TASK PROMPT
Take each line that has the word "text" and return it.

►

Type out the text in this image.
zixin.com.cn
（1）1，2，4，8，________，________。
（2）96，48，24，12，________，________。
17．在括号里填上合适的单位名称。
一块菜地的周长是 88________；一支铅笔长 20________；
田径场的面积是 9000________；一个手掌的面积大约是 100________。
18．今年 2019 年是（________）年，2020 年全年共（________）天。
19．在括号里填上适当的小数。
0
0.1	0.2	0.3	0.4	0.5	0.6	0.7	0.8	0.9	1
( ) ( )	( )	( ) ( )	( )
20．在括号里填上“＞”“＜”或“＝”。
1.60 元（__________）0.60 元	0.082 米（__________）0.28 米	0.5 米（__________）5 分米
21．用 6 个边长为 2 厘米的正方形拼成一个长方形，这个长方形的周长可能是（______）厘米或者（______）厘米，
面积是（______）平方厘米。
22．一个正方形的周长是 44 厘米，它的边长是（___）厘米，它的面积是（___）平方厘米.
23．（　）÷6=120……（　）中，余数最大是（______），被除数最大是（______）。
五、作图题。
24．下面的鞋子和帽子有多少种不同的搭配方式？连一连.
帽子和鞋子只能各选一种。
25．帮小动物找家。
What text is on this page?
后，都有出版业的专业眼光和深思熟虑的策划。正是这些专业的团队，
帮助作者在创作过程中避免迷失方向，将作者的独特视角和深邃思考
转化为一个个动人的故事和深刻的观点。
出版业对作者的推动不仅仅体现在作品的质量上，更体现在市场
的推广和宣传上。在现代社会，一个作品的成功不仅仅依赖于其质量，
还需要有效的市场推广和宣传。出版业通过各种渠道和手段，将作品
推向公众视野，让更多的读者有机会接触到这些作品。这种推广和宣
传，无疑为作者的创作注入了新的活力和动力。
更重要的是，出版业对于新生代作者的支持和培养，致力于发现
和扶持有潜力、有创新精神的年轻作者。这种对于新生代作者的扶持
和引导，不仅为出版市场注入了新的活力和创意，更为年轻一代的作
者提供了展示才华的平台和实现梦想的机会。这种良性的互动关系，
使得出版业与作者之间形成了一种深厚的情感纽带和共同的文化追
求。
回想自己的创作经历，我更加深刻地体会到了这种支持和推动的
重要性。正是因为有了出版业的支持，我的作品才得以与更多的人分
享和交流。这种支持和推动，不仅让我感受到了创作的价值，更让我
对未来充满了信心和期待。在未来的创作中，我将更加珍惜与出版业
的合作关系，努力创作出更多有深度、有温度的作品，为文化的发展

◄

THE SOLUTION
Type out the text in this image.
What text is on this page?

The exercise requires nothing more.